• **WORK TO COMPLETE**:
Give a count of the lines below that have the string "rear" in them, with no other words.

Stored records
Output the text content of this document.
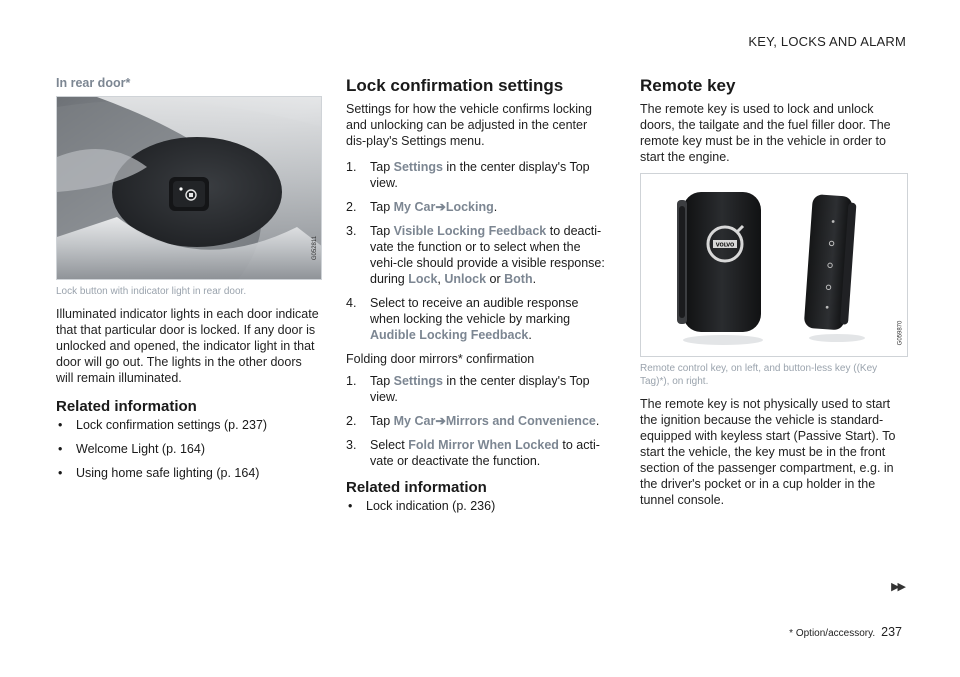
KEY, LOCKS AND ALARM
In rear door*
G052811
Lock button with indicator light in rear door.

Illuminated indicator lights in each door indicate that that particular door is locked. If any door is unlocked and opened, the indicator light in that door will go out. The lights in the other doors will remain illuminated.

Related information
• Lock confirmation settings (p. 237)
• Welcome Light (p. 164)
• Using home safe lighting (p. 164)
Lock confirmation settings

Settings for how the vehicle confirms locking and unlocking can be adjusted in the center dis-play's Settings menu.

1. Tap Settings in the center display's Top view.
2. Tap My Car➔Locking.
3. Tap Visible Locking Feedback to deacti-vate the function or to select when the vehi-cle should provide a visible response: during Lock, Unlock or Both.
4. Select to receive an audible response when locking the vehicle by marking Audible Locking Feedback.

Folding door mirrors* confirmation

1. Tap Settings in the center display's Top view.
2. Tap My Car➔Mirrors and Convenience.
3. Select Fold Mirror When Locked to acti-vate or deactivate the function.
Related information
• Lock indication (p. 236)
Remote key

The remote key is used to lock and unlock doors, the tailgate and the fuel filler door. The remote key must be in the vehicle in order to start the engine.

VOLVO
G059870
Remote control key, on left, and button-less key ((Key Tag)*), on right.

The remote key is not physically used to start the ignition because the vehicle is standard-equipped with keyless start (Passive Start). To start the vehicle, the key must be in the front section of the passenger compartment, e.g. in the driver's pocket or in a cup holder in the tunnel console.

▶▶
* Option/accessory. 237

• **CORRECT RESPONSE**:
2